### Data rows ###
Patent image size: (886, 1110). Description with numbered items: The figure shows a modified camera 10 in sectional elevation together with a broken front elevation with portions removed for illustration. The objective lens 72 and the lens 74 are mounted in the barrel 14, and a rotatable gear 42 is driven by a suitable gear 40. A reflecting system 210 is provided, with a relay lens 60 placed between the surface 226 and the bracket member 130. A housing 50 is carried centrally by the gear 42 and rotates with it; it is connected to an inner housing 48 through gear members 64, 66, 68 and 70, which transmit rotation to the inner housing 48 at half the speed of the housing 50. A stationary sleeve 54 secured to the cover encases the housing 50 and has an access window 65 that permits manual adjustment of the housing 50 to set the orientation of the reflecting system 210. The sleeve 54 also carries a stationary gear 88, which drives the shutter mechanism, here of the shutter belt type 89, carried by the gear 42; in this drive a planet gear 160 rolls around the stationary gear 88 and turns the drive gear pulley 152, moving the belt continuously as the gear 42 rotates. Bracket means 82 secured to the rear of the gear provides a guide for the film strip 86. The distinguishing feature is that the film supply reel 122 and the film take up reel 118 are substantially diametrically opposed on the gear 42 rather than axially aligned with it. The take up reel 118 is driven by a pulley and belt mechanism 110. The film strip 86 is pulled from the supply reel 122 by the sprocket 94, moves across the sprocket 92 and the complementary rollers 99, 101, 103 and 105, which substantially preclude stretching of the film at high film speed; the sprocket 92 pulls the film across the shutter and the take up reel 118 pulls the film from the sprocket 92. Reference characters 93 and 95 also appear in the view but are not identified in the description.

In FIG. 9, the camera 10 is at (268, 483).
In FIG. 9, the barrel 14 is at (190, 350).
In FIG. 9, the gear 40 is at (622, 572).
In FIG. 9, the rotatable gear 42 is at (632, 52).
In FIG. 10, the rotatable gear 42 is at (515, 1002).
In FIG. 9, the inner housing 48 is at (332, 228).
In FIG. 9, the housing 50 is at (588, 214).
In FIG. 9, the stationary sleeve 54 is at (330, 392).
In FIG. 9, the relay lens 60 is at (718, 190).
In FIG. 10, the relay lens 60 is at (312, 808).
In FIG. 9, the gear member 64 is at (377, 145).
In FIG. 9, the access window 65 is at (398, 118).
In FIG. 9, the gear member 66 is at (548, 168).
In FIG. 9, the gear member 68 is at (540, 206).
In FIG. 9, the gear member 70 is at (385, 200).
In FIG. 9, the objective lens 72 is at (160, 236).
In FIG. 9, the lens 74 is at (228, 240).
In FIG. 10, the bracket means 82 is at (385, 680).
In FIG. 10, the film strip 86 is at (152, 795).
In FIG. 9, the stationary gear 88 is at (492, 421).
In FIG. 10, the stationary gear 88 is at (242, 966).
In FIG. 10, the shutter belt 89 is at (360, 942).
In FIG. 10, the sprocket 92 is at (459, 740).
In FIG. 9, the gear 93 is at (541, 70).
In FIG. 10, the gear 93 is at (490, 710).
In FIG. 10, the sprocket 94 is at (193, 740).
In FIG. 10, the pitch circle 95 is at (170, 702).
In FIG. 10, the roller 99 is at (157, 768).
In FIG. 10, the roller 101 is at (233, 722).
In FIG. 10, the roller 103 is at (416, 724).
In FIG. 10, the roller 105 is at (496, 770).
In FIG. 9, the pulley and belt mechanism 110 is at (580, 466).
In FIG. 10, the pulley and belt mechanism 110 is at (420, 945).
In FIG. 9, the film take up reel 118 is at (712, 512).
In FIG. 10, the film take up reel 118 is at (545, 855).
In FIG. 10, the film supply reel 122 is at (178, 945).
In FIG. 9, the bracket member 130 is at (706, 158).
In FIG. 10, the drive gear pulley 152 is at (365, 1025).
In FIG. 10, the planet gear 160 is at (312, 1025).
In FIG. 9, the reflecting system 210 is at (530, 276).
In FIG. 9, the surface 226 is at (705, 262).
###
Work to do: Convert the rows above into a two-column CSV with the header entry,response, giving each row its own line. Put each row's text under entry and its answer under response, wrapping every field in double quotes and replacing line breaks with spaces.

Answer to this problem:
entry,response
"Patent image size: (886, 1110). Description with numbered items: The figure shows a modified camera 10 in sectional elevation together with a broken front elevation with portions removed for illustration. The objective lens 72 and the lens 74 are mounted in the barrel 14, and a rotatable gear 42 is driven by a suitable gear 40. A reflecting system 210 is provided, with a relay lens 60 placed between the surface 226 and the bracket member 130. A housing 50 is carried centrally by the gear 42 and rotates with it; it is connected to an inner housing 48 through gear members 64, 66, 68 and 70, which transmit rotation to the inner housing 48 at half the speed of the housing 50. A stationary sleeve 54 secured to the cover encases the housing 50 and has an access window 65 that permits manual adjustment of the housing 50 to set the orientation of the reflecting system 210. The sleeve 54 also carries a stationary gear 88, which drives the shutter mechanism, here of the shutter belt type 89, carried by the gear 42; in this drive a planet gear 160 rolls around the stationary gear 88 and turns the drive gear pulley 152, moving the belt continuously as the gear 42 rotates. Bracket means 82 secured to the rear of the gear provides a guide for the film strip 86. The distinguishing feature is that the film supply reel 122 and the film take up reel 118 are substantially diametrically opposed on the gear 42 rather than axially aligned with it. The take up reel 118 is driven by a pulley and belt mechanism 110. The film strip 86 is pulled from the supply reel 122 by the sprocket 94, moves across the sprocket 92 and the complementary rollers 99, 101, 103 and 105, which substantially preclude stretching of the film at high film speed; the sprocket 92 pulls the film across the shutter and the take up reel 118 pulls the film from the sprocket 92. Reference characters 93 and 95 also appear in the view but are not identified in the description.","In FIG. 9, the camera 10 is at (268, 483). In FIG. 9, the barrel 14 is at (190, 350). In FIG. 9, the gear 40 is at (622, 572). In FIG. 9, the rotatable gear 42 is at (632, 52). In FIG. 10, the rotatable gear 42 is at (515, 1002). In FIG. 9, the inner housing 48 is at (332, 228). In FIG. 9, the housing 50 is at (588, 214). In FIG. 9, the stationary sleeve 54 is at (330, 392). In FIG. 9, the relay lens 60 is at (718, 190). In FIG. 10, the relay lens 60 is at (312, 808). In FIG. 9, the gear member 64 is at (377, 145). In FIG. 9, the access window 65 is at (398, 118). In FIG. 9, the gear member 66 is at (548, 168). In FIG. 9, the gear member 68 is at (540, 206). In FIG. 9, the gear member 70 is at (385, 200). In FIG. 9, the objective lens 72 is at (160, 236). In FIG. 9, the lens 74 is at (228, 240). In FIG. 10, the bracket means 82 is at (385, 680). In FIG. 10, the film strip 86 is at (152, 795). In FIG. 9, the stationary gear 88 is at (492, 421). In FIG. 10, the stationary gear 88 is at (242, 966). In FIG. 10, the shutter belt 89 is at (360, 942). In FIG. 10, the sprocket 92 is at (459, 740). In FIG. 9, the gear 93 is at (541, 70). In FIG. 10, the gear 93 is at (490, 710). In FIG. 10, the sprocket 94 is at (193, 740). In FIG. 10, the pitch circle 95 is at (170, 702). In FIG. 10, the roller 99 is at (157, 768). In FIG. 10, the roller 101 is at (233, 722). In FIG. 10, the roller 103 is at (416, 724). In FIG. 10, the roller 105 is at (496, 770). In FIG. 9, the pulley and belt mechanism 110 is at (580, 466). In FIG. 10, the pulley and belt mechanism 110 is at (420, 945). In FIG. 9, the film take up reel 118 is at (712, 512). In FIG. 10, the film take up reel 118 is at (545, 855). In FIG. 10, the film supply reel 122 is at (178, 945). In FIG. 9, the bracket member 130 is at (706, 158). In FIG. 10, the drive gear pulley 152 is at (365, 1025). In FIG. 10, the planet gear 160 is at (312, 1025). In FIG. 9, the reflecting system 210 is at (530, 276). In FIG. 9, the surface 226 is at (705, 262)."